• DATASET ROWS:
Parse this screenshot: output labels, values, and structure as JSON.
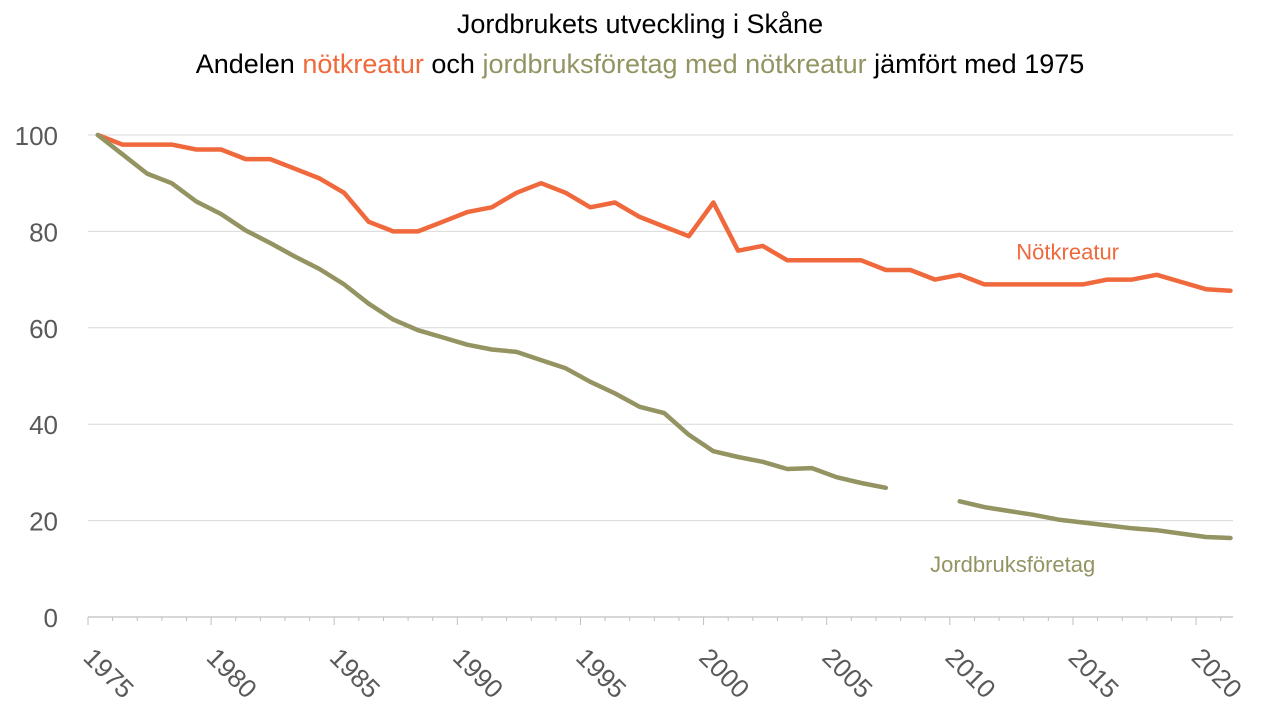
{
  "chart_data": {
    "type": "line",
    "title": "Jordbrukets utveckling i Skåne",
    "subtitle": {
      "prefix": "Andelen ",
      "series1_word": "nötkreatur",
      "middle": " och ",
      "series2_word": "jordbruksföretag med nötkreatur",
      "suffix": " jämfört med 1975"
    },
    "xlabel": "",
    "ylabel": "",
    "xlim": [
      1975,
      2021.5
    ],
    "ylim": [
      0,
      100
    ],
    "x_ticks": [
      "1975",
      "1980",
      "1985",
      "1990",
      "1995",
      "2000",
      "2005",
      "2010",
      "2015",
      "2020"
    ],
    "y_ticks": [
      "0",
      "20",
      "40",
      "60",
      "80",
      "100"
    ],
    "grid": true,
    "series": [
      {
        "name": "Nötkreatur",
        "color": "#F0693C",
        "points": [
          [
            1975.4,
            100
          ],
          [
            1976.4,
            98
          ],
          [
            1977.4,
            98
          ],
          [
            1978.4,
            98
          ],
          [
            1979.4,
            97
          ],
          [
            1980.4,
            97
          ],
          [
            1981.4,
            95
          ],
          [
            1982.4,
            95
          ],
          [
            1983.4,
            93
          ],
          [
            1984.4,
            91
          ],
          [
            1985.4,
            88
          ],
          [
            1986.4,
            82
          ],
          [
            1987.4,
            80
          ],
          [
            1988.4,
            80
          ],
          [
            1989.4,
            82
          ],
          [
            1990.4,
            84
          ],
          [
            1991.4,
            85
          ],
          [
            1992.4,
            88
          ],
          [
            1993.4,
            90
          ],
          [
            1994.4,
            88
          ],
          [
            1995.4,
            85
          ],
          [
            1996.4,
            86
          ],
          [
            1997.4,
            83
          ],
          [
            1998.4,
            81
          ],
          [
            1999.4,
            79
          ],
          [
            2000.4,
            86
          ],
          [
            2001.4,
            76
          ],
          [
            2002.4,
            77
          ],
          [
            2003.4,
            74
          ],
          [
            2004.4,
            74
          ],
          [
            2005.4,
            74
          ],
          [
            2006.4,
            74
          ],
          [
            2007.4,
            72
          ],
          [
            2008.4,
            72
          ],
          [
            2009.4,
            70
          ],
          [
            2010.4,
            71
          ],
          [
            2011.4,
            69
          ],
          [
            2012.4,
            69
          ],
          [
            2013.4,
            69
          ],
          [
            2014.4,
            69
          ],
          [
            2015.4,
            69
          ],
          [
            2016.4,
            70
          ],
          [
            2017.4,
            70
          ],
          [
            2018.4,
            71
          ],
          [
            2019.4,
            69.5
          ],
          [
            2020.4,
            68
          ],
          [
            2021.4,
            67.7
          ]
        ]
      },
      {
        "name": "Jordbruksföretag",
        "color": "#939462",
        "segments": [
          [
            [
              1975.4,
              100
            ],
            [
              1976.4,
              96
            ],
            [
              1977.4,
              92
            ],
            [
              1978.4,
              90
            ],
            [
              1979.4,
              86.2
            ],
            [
              1980.4,
              83.6
            ],
            [
              1981.4,
              80.2
            ],
            [
              1982.4,
              77.6
            ],
            [
              1983.4,
              74.8
            ],
            [
              1984.4,
              72.2
            ],
            [
              1985.4,
              69
            ],
            [
              1986.4,
              65
            ],
            [
              1987.4,
              61.7
            ],
            [
              1988.4,
              59.5
            ],
            [
              1989.4,
              58
            ],
            [
              1990.4,
              56.5
            ],
            [
              1991.4,
              55.5
            ],
            [
              1992.4,
              55
            ],
            [
              1993.4,
              53.3
            ],
            [
              1994.4,
              51.6
            ],
            [
              1995.4,
              48.8
            ],
            [
              1996.4,
              46.4
            ],
            [
              1997.4,
              43.6
            ],
            [
              1998.4,
              42.3
            ],
            [
              1999.4,
              37.8
            ],
            [
              2000.4,
              34.4
            ],
            [
              2001.4,
              33.2
            ],
            [
              2002.4,
              32.2
            ],
            [
              2003.4,
              30.7
            ],
            [
              2004.4,
              30.9
            ],
            [
              2005.4,
              29
            ],
            [
              2006.4,
              27.8
            ],
            [
              2007.4,
              26.8
            ]
          ],
          [
            [
              2010.4,
              24
            ],
            [
              2011.4,
              22.8
            ],
            [
              2012.4,
              22
            ],
            [
              2013.4,
              21.2
            ],
            [
              2014.4,
              20.2
            ],
            [
              2015.4,
              19.6
            ],
            [
              2016.4,
              19
            ],
            [
              2017.4,
              18.4
            ],
            [
              2018.4,
              18
            ],
            [
              2019.4,
              17.3
            ],
            [
              2020.4,
              16.6
            ],
            [
              2021.4,
              16.4
            ]
          ]
        ]
      }
    ],
    "annotations": [
      {
        "text": "Nötkreatur",
        "x": 2012.7,
        "y": 74.2,
        "series": 0
      },
      {
        "text": "Jordbruksföretag",
        "x": 2009.2,
        "y": 9.3,
        "series": 1
      }
    ]
  }
}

• SHORT EXERCISE: Restate each of the entries above word for word and skip every image.

• FINAL ANSWER:
Parse this screenshot: output labels, values, and structure as JSON.
{
  "chart_data": {
    "type": "line",
    "title": "Jordbrukets utveckling i Skåne",
    "subtitle": {
      "prefix": "Andelen ",
      "series1_word": "nötkreatur",
      "middle": " och ",
      "series2_word": "jordbruksföretag med nötkreatur",
      "suffix": " jämfört med 1975"
    },
    "xlabel": "",
    "ylabel": "",
    "xlim": [
      1975,
      2021.5
    ],
    "ylim": [
      0,
      100
    ],
    "x_ticks": [
      "1975",
      "1980",
      "1985",
      "1990",
      "1995",
      "2000",
      "2005",
      "2010",
      "2015",
      "2020"
    ],
    "y_ticks": [
      "0",
      "20",
      "40",
      "60",
      "80",
      "100"
    ],
    "grid": true,
    "series": [
      {
        "name": "Nötkreatur",
        "color": "#F0693C",
        "points": [
          [
            1975.4,
            100
          ],
          [
            1976.4,
            98
          ],
          [
            1977.4,
            98
          ],
          [
            1978.4,
            98
          ],
          [
            1979.4,
            97
          ],
          [
            1980.4,
            97
          ],
          [
            1981.4,
            95
          ],
          [
            1982.4,
            95
          ],
          [
            1983.4,
            93
          ],
          [
            1984.4,
            91
          ],
          [
            1985.4,
            88
          ],
          [
            1986.4,
            82
          ],
          [
            1987.4,
            80
          ],
          [
            1988.4,
            80
          ],
          [
            1989.4,
            82
          ],
          [
            1990.4,
            84
          ],
          [
            1991.4,
            85
          ],
          [
            1992.4,
            88
          ],
          [
            1993.4,
            90
          ],
          [
            1994.4,
            88
          ],
          [
            1995.4,
            85
          ],
          [
            1996.4,
            86
          ],
          [
            1997.4,
            83
          ],
          [
            1998.4,
            81
          ],
          [
            1999.4,
            79
          ],
          [
            2000.4,
            86
          ],
          [
            2001.4,
            76
          ],
          [
            2002.4,
            77
          ],
          [
            2003.4,
            74
          ],
          [
            2004.4,
            74
          ],
          [
            2005.4,
            74
          ],
          [
            2006.4,
            74
          ],
          [
            2007.4,
            72
          ],
          [
            2008.4,
            72
          ],
          [
            2009.4,
            70
          ],
          [
            2010.4,
            71
          ],
          [
            2011.4,
            69
          ],
          [
            2012.4,
            69
          ],
          [
            2013.4,
            69
          ],
          [
            2014.4,
            69
          ],
          [
            2015.4,
            69
          ],
          [
            2016.4,
            70
          ],
          [
            2017.4,
            70
          ],
          [
            2018.4,
            71
          ],
          [
            2019.4,
            69.5
          ],
          [
            2020.4,
            68
          ],
          [
            2021.4,
            67.7
          ]
        ]
      },
      {
        "name": "Jordbruksföretag",
        "color": "#939462",
        "segments": [
          [
            [
              1975.4,
              100
            ],
            [
              1976.4,
              96
            ],
            [
              1977.4,
              92
            ],
            [
              1978.4,
              90
            ],
            [
              1979.4,
              86.2
            ],
            [
              1980.4,
              83.6
            ],
            [
              1981.4,
              80.2
            ],
            [
              1982.4,
              77.6
            ],
            [
              1983.4,
              74.8
            ],
            [
              1984.4,
              72.2
            ],
            [
              1985.4,
              69
            ],
            [
              1986.4,
              65
            ],
            [
              1987.4,
              61.7
            ],
            [
              1988.4,
              59.5
            ],
            [
              1989.4,
              58
            ],
            [
              1990.4,
              56.5
            ],
            [
              1991.4,
              55.5
            ],
            [
              1992.4,
              55
            ],
            [
              1993.4,
              53.3
            ],
            [
              1994.4,
              51.6
            ],
            [
              1995.4,
              48.8
            ],
            [
              1996.4,
              46.4
            ],
            [
              1997.4,
              43.6
            ],
            [
              1998.4,
              42.3
            ],
            [
              1999.4,
              37.8
            ],
            [
              2000.4,
              34.4
            ],
            [
              2001.4,
              33.2
            ],
            [
              2002.4,
              32.2
            ],
            [
              2003.4,
              30.7
            ],
            [
              2004.4,
              30.9
            ],
            [
              2005.4,
              29
            ],
            [
              2006.4,
              27.8
            ],
            [
              2007.4,
              26.8
            ]
          ],
          [
            [
              2010.4,
              24
            ],
            [
              2011.4,
              22.8
            ],
            [
              2012.4,
              22
            ],
            [
              2013.4,
              21.2
            ],
            [
              2014.4,
              20.2
            ],
            [
              2015.4,
              19.6
            ],
            [
              2016.4,
              19
            ],
            [
              2017.4,
              18.4
            ],
            [
              2018.4,
              18
            ],
            [
              2019.4,
              17.3
            ],
            [
              2020.4,
              16.6
            ],
            [
              2021.4,
              16.4
            ]
          ]
        ]
      }
    ],
    "annotations": [
      {
        "text": "Nötkreatur",
        "x": 2012.7,
        "y": 74.2,
        "series": 0
      },
      {
        "text": "Jordbruksföretag",
        "x": 2009.2,
        "y": 9.3,
        "series": 1
      }
    ]
  }
}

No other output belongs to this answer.